REQUIRED TASK: Print every line of the records below, character for character, with no changes.

╭─ GIVEN DATA

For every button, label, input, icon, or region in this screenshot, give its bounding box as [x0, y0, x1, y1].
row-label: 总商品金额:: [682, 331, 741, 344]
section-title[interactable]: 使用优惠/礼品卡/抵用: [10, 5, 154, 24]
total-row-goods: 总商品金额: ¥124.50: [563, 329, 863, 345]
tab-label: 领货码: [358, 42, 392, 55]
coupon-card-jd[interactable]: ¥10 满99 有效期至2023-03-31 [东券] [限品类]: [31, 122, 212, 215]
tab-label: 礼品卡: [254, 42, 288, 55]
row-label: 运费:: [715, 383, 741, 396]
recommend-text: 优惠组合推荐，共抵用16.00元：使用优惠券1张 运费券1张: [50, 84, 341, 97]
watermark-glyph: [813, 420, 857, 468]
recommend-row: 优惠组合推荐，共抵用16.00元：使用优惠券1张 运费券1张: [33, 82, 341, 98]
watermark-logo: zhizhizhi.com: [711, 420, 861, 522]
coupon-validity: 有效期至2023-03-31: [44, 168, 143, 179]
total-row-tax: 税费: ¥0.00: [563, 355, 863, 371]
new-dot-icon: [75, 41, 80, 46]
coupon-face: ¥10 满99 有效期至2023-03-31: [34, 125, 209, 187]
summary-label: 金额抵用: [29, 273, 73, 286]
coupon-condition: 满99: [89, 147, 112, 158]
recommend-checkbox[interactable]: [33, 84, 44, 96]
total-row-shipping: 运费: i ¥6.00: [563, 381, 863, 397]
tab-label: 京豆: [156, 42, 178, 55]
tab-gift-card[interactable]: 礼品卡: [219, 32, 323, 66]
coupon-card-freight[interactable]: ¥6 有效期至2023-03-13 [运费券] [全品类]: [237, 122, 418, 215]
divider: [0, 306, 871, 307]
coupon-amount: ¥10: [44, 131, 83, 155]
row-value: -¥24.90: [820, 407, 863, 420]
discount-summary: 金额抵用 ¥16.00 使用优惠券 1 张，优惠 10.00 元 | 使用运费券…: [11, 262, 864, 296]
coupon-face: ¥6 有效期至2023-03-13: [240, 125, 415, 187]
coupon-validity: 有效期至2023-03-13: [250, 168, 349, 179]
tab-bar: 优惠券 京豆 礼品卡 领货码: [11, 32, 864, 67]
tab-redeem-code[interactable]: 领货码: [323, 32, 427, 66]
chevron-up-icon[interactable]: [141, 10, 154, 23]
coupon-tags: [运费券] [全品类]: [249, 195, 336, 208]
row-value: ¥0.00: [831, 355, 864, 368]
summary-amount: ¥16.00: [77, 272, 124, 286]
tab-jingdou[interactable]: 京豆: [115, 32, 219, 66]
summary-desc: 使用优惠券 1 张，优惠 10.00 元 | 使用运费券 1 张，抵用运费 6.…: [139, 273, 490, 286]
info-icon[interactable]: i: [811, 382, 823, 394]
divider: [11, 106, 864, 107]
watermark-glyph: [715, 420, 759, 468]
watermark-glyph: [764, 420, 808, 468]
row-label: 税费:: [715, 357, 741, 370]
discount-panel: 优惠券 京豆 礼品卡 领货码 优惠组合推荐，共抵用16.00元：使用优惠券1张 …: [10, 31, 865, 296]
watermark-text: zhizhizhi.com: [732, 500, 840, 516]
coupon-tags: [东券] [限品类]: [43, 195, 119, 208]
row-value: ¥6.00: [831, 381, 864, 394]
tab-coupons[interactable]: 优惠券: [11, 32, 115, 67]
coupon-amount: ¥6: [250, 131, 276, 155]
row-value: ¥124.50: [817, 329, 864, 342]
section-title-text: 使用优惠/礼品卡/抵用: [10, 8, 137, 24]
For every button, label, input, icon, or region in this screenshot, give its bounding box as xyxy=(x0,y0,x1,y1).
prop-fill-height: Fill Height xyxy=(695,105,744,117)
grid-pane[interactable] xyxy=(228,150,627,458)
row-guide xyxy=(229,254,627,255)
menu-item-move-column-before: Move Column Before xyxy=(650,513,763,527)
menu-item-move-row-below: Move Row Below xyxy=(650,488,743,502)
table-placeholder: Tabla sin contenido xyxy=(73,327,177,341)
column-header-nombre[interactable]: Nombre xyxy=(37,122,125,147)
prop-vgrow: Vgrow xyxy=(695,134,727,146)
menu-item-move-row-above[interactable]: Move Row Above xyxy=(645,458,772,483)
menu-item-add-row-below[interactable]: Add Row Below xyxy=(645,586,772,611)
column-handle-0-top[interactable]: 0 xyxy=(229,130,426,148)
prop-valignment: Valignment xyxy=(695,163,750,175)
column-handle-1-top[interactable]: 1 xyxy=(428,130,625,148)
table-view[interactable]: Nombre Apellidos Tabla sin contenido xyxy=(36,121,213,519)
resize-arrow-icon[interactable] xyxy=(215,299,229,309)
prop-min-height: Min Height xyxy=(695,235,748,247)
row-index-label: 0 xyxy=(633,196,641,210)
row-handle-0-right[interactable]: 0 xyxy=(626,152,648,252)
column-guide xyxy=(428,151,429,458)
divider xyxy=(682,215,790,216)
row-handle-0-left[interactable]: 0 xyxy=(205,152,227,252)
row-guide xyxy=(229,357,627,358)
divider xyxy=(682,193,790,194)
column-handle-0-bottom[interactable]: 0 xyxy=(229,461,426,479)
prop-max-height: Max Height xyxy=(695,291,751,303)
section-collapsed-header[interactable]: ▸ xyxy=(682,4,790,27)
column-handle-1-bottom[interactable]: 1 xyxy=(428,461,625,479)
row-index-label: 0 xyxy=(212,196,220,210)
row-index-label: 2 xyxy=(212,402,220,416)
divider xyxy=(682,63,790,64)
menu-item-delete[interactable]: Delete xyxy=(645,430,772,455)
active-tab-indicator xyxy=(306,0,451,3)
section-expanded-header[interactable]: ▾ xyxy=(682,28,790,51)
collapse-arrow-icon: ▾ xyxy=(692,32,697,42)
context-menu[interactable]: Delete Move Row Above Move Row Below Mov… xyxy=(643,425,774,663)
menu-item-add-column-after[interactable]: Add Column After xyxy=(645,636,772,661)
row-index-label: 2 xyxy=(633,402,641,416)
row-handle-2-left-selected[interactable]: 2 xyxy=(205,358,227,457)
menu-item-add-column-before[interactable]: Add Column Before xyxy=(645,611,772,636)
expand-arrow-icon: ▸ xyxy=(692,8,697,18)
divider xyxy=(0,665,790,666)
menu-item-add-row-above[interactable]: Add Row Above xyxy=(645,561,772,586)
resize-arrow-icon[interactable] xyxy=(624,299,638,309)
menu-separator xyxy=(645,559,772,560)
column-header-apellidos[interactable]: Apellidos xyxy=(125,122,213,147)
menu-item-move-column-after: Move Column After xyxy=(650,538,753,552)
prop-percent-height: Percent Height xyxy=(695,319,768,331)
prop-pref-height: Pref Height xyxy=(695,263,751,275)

╰─

WRITTEN RESPONSE:
For every button, label, input, icon, or region in this screenshot, give its bounding box as [x0, y0, x1, y1].
row-label: 总商品金额:: [682, 331, 741, 344]
section-title[interactable]: 使用优惠/礼品卡/抵用: [10, 5, 154, 24]
total-row-goods: 总商品金额: ¥124.50: [563, 329, 863, 345]
tab-label: 领货码: [358, 42, 392, 55]
coupon-card-jd[interactable]: ¥10 满99 有效期至2023-03-31 [东券] [限品类]: [31, 122, 212, 215]
tab-label: 礼品卡: [254, 42, 288, 55]
row-label: 运费:: [715, 383, 741, 396]
recommend-text: 优惠组合推荐，共抵用16.00元：使用优惠券1张 运费券1张: [50, 84, 341, 97]
watermark-glyph: [813, 420, 857, 468]
recommend-row: 优惠组合推荐，共抵用16.00元：使用优惠券1张 运费券1张: [33, 82, 341, 98]
watermark-logo: zhizhizhi.com: [711, 420, 861, 522]
coupon-validity: 有效期至2023-03-31: [44, 168, 143, 179]
total-row-tax: 税费: ¥0.00: [563, 355, 863, 371]
new-dot-icon: [75, 41, 80, 46]
coupon-face: ¥10 满99 有效期至2023-03-31: [34, 125, 209, 187]
summary-label: 金额抵用: [29, 273, 73, 286]
coupon-condition: 满99: [89, 147, 112, 158]
recommend-checkbox[interactable]: [33, 84, 44, 96]
total-row-shipping: 运费: i ¥6.00: [563, 381, 863, 397]
tab-label: 京豆: [156, 42, 178, 55]
tab-gift-card[interactable]: 礼品卡: [219, 32, 323, 66]
coupon-card-freight[interactable]: ¥6 有效期至2023-03-13 [运费券] [全品类]: [237, 122, 418, 215]
divider: [0, 306, 871, 307]
coupon-amount: ¥10: [44, 131, 83, 155]
row-value: -¥24.90: [820, 407, 863, 420]
discount-summary: 金额抵用 ¥16.00 使用优惠券 1 张，优惠 10.00 元 | 使用运费券…: [11, 262, 864, 296]
coupon-face: ¥6 有效期至2023-03-13: [240, 125, 415, 187]
coupon-validity: 有效期至2023-03-13: [250, 168, 349, 179]
tab-bar: 优惠券 京豆 礼品卡 领货码: [11, 32, 864, 67]
tab-redeem-code[interactable]: 领货码: [323, 32, 427, 66]
chevron-up-icon[interactable]: [141, 10, 154, 23]
coupon-tags: [运费券] [全品类]: [249, 195, 336, 208]
row-value: ¥0.00: [831, 355, 864, 368]
summary-amount: ¥16.00: [77, 272, 124, 286]
tab-jingdou[interactable]: 京豆: [115, 32, 219, 66]
summary-desc: 使用优惠券 1 张，优惠 10.00 元 | 使用运费券 1 张，抵用运费 6.…: [139, 273, 490, 286]
info-icon[interactable]: i: [811, 382, 823, 394]
divider: [11, 106, 864, 107]
watermark-glyph: [715, 420, 759, 468]
watermark-glyph: [764, 420, 808, 468]
row-label: 税费:: [715, 357, 741, 370]
discount-panel: 优惠券 京豆 礼品卡 领货码 优惠组合推荐，共抵用16.00元：使用优惠券1张 …: [10, 31, 865, 296]
watermark-text: zhizhizhi.com: [732, 500, 840, 516]
coupon-tags: [东券] [限品类]: [43, 195, 119, 208]
row-value: ¥6.00: [831, 381, 864, 394]
tab-coupons[interactable]: 优惠券: [11, 32, 115, 67]
coupon-amount: ¥6: [250, 131, 276, 155]
row-value: ¥124.50: [817, 329, 864, 342]
section-title-text: 使用优惠/礼品卡/抵用: [10, 8, 137, 24]
For every button, label, input, icon, or region in this screenshot, give its bounding box as xyxy=(x0,y0,x1,y1).
prop-fill-height: Fill Height xyxy=(695,105,744,117)
grid-pane[interactable] xyxy=(228,150,627,458)
row-guide xyxy=(229,254,627,255)
menu-item-move-column-before: Move Column Before xyxy=(650,513,763,527)
menu-item-move-row-below: Move Row Below xyxy=(650,488,743,502)
table-placeholder: Tabla sin contenido xyxy=(73,327,177,341)
column-header-nombre[interactable]: Nombre xyxy=(37,122,125,147)
prop-vgrow: Vgrow xyxy=(695,134,727,146)
menu-item-move-row-above[interactable]: Move Row Above xyxy=(645,458,772,483)
menu-item-add-row-below[interactable]: Add Row Below xyxy=(645,586,772,611)
column-handle-0-top[interactable]: 0 xyxy=(229,130,426,148)
prop-valignment: Valignment xyxy=(695,163,750,175)
column-handle-1-top[interactable]: 1 xyxy=(428,130,625,148)
table-view[interactable]: Nombre Apellidos Tabla sin contenido xyxy=(36,121,213,519)
resize-arrow-icon[interactable] xyxy=(215,299,229,309)
prop-min-height: Min Height xyxy=(695,235,748,247)
row-index-label: 0 xyxy=(633,196,641,210)
row-handle-0-right[interactable]: 0 xyxy=(626,152,648,252)
column-guide xyxy=(428,151,429,458)
divider xyxy=(682,215,790,216)
row-handle-0-left[interactable]: 0 xyxy=(205,152,227,252)
row-guide xyxy=(229,357,627,358)
divider xyxy=(682,193,790,194)
column-handle-0-bottom[interactable]: 0 xyxy=(229,461,426,479)
prop-max-height: Max Height xyxy=(695,291,751,303)
section-collapsed-header[interactable]: ▸ xyxy=(682,4,790,27)
column-handle-1-bottom[interactable]: 1 xyxy=(428,461,625,479)
row-index-label: 0 xyxy=(212,196,220,210)
row-index-label: 2 xyxy=(212,402,220,416)
divider xyxy=(682,63,790,64)
menu-item-delete[interactable]: Delete xyxy=(645,430,772,455)
active-tab-indicator xyxy=(306,0,451,3)
section-expanded-header[interactable]: ▾ xyxy=(682,28,790,51)
collapse-arrow-icon: ▾ xyxy=(692,32,697,42)
context-menu[interactable]: Delete Move Row Above Move Row Below Mov… xyxy=(643,425,774,663)
menu-item-add-column-after[interactable]: Add Column After xyxy=(645,636,772,661)
row-index-label: 2 xyxy=(633,402,641,416)
row-handle-2-left-selected[interactable]: 2 xyxy=(205,358,227,457)
menu-item-add-column-before[interactable]: Add Column Before xyxy=(645,611,772,636)
expand-arrow-icon: ▸ xyxy=(692,8,697,18)
divider xyxy=(0,665,790,666)
menu-item-add-row-above[interactable]: Add Row Above xyxy=(645,561,772,586)
resize-arrow-icon[interactable] xyxy=(624,299,638,309)
menu-separator xyxy=(645,559,772,560)
column-header-apellidos[interactable]: Apellidos xyxy=(125,122,213,147)
menu-item-move-column-after: Move Column After xyxy=(650,538,753,552)
prop-percent-height: Percent Height xyxy=(695,319,768,331)
prop-pref-height: Pref Height xyxy=(695,263,751,275)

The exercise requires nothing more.